Exercise details |
Looking through the listing, how many of its lines hold the word "GEOM"? Answer with only the number.

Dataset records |
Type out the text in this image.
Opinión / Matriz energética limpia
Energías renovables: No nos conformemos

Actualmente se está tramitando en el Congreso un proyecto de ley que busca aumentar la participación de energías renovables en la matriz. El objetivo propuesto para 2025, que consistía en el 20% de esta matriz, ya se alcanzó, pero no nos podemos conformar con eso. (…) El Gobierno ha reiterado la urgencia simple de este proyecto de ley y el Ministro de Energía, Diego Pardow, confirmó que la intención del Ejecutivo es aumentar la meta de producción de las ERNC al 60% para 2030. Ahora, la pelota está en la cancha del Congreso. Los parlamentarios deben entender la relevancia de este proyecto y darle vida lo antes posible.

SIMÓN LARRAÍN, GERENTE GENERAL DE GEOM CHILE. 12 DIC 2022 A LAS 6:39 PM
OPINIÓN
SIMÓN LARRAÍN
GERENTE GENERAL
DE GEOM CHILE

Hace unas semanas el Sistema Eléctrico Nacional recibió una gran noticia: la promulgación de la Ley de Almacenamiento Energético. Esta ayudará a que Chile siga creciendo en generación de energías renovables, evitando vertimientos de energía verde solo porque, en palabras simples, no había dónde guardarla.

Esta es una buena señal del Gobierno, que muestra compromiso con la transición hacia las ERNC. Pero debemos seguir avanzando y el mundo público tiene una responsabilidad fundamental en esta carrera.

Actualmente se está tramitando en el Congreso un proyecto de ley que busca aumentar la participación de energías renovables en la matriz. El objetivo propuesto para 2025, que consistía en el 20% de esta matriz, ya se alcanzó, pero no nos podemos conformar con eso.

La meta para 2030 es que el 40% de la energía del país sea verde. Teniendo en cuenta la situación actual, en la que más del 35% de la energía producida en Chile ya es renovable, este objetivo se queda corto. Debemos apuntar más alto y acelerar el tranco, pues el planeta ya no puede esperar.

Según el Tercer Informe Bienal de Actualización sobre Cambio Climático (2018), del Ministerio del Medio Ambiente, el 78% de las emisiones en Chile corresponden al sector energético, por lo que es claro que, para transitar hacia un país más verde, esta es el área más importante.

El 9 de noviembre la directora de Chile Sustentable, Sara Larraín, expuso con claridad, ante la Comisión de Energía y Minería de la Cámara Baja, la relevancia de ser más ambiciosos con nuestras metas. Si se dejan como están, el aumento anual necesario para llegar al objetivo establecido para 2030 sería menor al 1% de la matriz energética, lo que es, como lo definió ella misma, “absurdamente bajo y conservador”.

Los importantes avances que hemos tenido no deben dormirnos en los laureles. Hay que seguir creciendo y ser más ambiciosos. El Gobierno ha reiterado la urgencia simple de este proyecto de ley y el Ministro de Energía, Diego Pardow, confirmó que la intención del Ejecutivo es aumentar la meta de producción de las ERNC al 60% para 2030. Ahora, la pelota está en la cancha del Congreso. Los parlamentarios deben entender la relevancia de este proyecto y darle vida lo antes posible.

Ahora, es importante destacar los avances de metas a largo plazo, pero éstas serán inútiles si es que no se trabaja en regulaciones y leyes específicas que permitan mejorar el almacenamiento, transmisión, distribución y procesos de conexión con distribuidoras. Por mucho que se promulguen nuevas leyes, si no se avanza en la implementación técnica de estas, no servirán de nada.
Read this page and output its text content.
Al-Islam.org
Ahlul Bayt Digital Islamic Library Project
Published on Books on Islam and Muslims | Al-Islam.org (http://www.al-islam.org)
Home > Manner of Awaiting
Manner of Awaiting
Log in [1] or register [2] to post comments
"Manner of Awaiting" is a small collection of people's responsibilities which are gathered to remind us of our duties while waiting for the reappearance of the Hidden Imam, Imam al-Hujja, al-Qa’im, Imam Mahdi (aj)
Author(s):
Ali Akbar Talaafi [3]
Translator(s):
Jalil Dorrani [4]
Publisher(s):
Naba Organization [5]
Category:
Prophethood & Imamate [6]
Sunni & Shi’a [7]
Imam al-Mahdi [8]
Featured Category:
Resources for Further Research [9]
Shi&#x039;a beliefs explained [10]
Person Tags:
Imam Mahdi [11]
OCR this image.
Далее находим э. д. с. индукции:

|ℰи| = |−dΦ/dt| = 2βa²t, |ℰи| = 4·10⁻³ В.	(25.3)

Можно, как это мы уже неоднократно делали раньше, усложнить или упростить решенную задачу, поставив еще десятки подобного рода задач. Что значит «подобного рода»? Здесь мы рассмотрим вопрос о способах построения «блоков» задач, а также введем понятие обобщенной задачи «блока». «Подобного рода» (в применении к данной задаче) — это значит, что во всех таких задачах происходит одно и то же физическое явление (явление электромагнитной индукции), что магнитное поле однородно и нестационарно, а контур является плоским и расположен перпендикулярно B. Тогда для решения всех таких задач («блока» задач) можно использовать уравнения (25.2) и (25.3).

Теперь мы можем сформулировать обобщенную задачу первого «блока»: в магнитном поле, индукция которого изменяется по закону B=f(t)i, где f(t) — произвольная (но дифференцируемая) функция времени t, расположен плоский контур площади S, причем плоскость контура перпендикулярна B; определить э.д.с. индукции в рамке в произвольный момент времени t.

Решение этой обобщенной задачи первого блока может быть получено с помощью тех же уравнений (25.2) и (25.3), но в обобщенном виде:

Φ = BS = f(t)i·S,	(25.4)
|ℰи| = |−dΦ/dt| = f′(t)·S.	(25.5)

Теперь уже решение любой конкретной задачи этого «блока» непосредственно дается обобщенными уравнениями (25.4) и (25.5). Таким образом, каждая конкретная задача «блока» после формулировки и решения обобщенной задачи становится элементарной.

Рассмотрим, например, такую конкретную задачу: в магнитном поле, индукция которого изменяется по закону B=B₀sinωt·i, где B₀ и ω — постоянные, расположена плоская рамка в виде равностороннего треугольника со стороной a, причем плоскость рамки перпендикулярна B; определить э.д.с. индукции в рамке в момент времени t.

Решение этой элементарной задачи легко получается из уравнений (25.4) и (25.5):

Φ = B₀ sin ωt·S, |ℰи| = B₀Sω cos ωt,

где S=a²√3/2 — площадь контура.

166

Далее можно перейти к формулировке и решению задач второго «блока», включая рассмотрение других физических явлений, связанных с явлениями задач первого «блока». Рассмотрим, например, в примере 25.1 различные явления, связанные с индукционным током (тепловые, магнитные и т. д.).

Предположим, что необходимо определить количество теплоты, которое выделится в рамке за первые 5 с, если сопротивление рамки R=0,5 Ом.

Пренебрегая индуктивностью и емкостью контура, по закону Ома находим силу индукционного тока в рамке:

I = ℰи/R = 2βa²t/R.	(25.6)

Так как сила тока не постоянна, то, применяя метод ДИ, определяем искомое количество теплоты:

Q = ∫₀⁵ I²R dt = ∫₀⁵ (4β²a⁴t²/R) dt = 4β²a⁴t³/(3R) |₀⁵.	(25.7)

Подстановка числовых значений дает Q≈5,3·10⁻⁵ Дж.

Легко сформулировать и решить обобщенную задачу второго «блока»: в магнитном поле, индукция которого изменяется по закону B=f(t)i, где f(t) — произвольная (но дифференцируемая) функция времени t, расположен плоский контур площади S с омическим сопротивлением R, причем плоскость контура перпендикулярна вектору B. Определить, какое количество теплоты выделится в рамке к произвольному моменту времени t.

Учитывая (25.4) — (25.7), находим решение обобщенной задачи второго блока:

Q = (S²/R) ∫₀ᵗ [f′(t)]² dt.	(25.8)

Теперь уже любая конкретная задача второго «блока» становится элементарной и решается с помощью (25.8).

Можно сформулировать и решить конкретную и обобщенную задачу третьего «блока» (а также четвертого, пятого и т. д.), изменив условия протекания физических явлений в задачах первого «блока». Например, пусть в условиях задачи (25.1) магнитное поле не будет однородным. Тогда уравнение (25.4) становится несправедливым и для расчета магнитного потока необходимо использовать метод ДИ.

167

Result |
2